§ WHAT YOU ARE ASKED TO DO:
Copy all of the records below verbatim.

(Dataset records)
------------------------------------
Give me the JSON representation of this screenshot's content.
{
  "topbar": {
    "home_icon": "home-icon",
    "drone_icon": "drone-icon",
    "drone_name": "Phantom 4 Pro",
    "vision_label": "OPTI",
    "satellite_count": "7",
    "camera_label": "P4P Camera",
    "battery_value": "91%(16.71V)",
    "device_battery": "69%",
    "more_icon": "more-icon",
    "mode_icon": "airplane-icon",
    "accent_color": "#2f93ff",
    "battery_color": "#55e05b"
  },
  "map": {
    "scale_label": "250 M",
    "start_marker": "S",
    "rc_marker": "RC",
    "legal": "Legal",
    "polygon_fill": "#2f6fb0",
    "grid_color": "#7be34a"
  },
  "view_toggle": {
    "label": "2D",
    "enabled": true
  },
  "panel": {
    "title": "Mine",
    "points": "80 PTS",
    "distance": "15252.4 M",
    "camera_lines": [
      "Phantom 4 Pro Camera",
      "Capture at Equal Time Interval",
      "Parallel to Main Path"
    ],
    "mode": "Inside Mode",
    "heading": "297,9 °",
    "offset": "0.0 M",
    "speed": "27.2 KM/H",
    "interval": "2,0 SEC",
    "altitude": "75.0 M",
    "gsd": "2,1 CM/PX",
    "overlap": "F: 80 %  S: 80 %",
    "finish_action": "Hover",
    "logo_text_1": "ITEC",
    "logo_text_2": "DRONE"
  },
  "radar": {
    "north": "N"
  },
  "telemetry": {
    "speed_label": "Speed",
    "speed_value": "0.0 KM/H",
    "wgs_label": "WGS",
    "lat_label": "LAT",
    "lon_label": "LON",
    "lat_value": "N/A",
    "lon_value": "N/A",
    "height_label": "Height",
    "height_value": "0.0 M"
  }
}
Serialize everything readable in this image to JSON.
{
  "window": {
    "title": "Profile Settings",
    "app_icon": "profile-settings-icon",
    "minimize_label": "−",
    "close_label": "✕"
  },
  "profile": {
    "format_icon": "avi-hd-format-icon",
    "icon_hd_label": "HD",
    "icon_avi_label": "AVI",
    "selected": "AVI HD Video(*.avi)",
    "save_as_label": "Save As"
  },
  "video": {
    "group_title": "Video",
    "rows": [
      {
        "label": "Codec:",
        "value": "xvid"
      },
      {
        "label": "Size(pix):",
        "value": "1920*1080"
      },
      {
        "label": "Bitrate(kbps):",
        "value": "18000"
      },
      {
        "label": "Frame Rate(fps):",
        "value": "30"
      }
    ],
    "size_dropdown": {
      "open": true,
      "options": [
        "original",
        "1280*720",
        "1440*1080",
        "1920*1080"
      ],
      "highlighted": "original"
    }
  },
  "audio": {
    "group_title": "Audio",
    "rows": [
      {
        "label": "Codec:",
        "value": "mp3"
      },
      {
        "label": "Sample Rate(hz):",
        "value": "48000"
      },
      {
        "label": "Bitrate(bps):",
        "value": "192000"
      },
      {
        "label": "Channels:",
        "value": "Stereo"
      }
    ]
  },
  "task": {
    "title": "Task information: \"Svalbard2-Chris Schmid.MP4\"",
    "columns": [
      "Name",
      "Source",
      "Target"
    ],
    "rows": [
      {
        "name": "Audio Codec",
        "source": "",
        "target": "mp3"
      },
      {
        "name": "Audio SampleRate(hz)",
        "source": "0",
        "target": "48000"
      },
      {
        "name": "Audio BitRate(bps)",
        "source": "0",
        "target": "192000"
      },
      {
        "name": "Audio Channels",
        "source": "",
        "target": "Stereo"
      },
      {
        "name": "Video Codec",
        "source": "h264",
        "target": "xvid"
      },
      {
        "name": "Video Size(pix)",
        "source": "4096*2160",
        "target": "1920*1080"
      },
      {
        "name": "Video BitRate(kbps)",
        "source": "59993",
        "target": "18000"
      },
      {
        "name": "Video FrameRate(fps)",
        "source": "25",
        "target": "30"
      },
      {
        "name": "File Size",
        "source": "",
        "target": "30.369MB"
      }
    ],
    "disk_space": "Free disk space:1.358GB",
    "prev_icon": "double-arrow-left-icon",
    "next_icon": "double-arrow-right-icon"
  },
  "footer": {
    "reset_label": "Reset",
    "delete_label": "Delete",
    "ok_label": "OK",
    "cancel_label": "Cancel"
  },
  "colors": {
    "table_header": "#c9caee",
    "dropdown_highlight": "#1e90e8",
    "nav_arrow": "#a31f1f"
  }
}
------------------------------------
§ CORRECT ANSWER:
Give me the JSON representation of this screenshot's content.
{
  "topbar": {
    "home_icon": "home-icon",
    "drone_icon": "drone-icon",
    "drone_name": "Phantom 4 Pro",
    "vision_label": "OPTI",
    "satellite_count": "7",
    "camera_label": "P4P Camera",
    "battery_value": "91%(16.71V)",
    "device_battery": "69%",
    "more_icon": "more-icon",
    "mode_icon": "airplane-icon",
    "accent_color": "#2f93ff",
    "battery_color": "#55e05b"
  },
  "map": {
    "scale_label": "250 M",
    "start_marker": "S",
    "rc_marker": "RC",
    "legal": "Legal",
    "polygon_fill": "#2f6fb0",
    "grid_color": "#7be34a"
  },
  "view_toggle": {
    "label": "2D",
    "enabled": true
  },
  "panel": {
    "title": "Mine",
    "points": "80 PTS",
    "distance": "15252.4 M",
    "camera_lines": [
      "Phantom 4 Pro Camera",
      "Capture at Equal Time Interval",
      "Parallel to Main Path"
    ],
    "mode": "Inside Mode",
    "heading": "297,9 °",
    "offset": "0.0 M",
    "speed": "27.2 KM/H",
    "interval": "2,0 SEC",
    "altitude": "75.0 M",
    "gsd": "2,1 CM/PX",
    "overlap": "F: 80 %  S: 80 %",
    "finish_action": "Hover",
    "logo_text_1": "ITEC",
    "logo_text_2": "DRONE"
  },
  "radar": {
    "north": "N"
  },
  "telemetry": {
    "speed_label": "Speed",
    "speed_value": "0.0 KM/H",
    "wgs_label": "WGS",
    "lat_label": "LAT",
    "lon_label": "LON",
    "lat_value": "N/A",
    "lon_value": "N/A",
    "height_label": "Height",
    "height_value": "0.0 M"
  }
}
Serialize everything readable in this image to JSON.
{
  "window": {
    "title": "Profile Settings",
    "app_icon": "profile-settings-icon",
    "minimize_label": "−",
    "close_label": "✕"
  },
  "profile": {
    "format_icon": "avi-hd-format-icon",
    "icon_hd_label": "HD",
    "icon_avi_label": "AVI",
    "selected": "AVI HD Video(*.avi)",
    "save_as_label": "Save As"
  },
  "video": {
    "group_title": "Video",
    "rows": [
      {
        "label": "Codec:",
        "value": "xvid"
      },
      {
        "label": "Size(pix):",
        "value": "1920*1080"
      },
      {
        "label": "Bitrate(kbps):",
        "value": "18000"
      },
      {
        "label": "Frame Rate(fps):",
        "value": "30"
      }
    ],
    "size_dropdown": {
      "open": true,
      "options": [
        "original",
        "1280*720",
        "1440*1080",
        "1920*1080"
      ],
      "highlighted": "original"
    }
  },
  "audio": {
    "group_title": "Audio",
    "rows": [
      {
        "label": "Codec:",
        "value": "mp3"
      },
      {
        "label": "Sample Rate(hz):",
        "value": "48000"
      },
      {
        "label": "Bitrate(bps):",
        "value": "192000"
      },
      {
        "label": "Channels:",
        "value": "Stereo"
      }
    ]
  },
  "task": {
    "title": "Task information: \"Svalbard2-Chris Schmid.MP4\"",
    "columns": [
      "Name",
      "Source",
      "Target"
    ],
    "rows": [
      {
        "name": "Audio Codec",
        "source": "",
        "target": "mp3"
      },
      {
        "name": "Audio SampleRate(hz)",
        "source": "0",
        "target": "48000"
      },
      {
        "name": "Audio BitRate(bps)",
        "source": "0",
        "target": "192000"
      },
      {
        "name": "Audio Channels",
        "source": "",
        "target": "Stereo"
      },
      {
        "name": "Video Codec",
        "source": "h264",
        "target": "xvid"
      },
      {
        "name": "Video Size(pix)",
        "source": "4096*2160",
        "target": "1920*1080"
      },
      {
        "name": "Video BitRate(kbps)",
        "source": "59993",
        "target": "18000"
      },
      {
        "name": "Video FrameRate(fps)",
        "source": "25",
        "target": "30"
      },
      {
        "name": "File Size",
        "source": "",
        "target": "30.369MB"
      }
    ],
    "disk_space": "Free disk space:1.358GB",
    "prev_icon": "double-arrow-left-icon",
    "next_icon": "double-arrow-right-icon"
  },
  "footer": {
    "reset_label": "Reset",
    "delete_label": "Delete",
    "ok_label": "OK",
    "cancel_label": "Cancel"
  },
  "colors": {
    "table_header": "#c9caee",
    "dropdown_highlight": "#1e90e8",
    "nav_arrow": "#a31f1f"
  }
}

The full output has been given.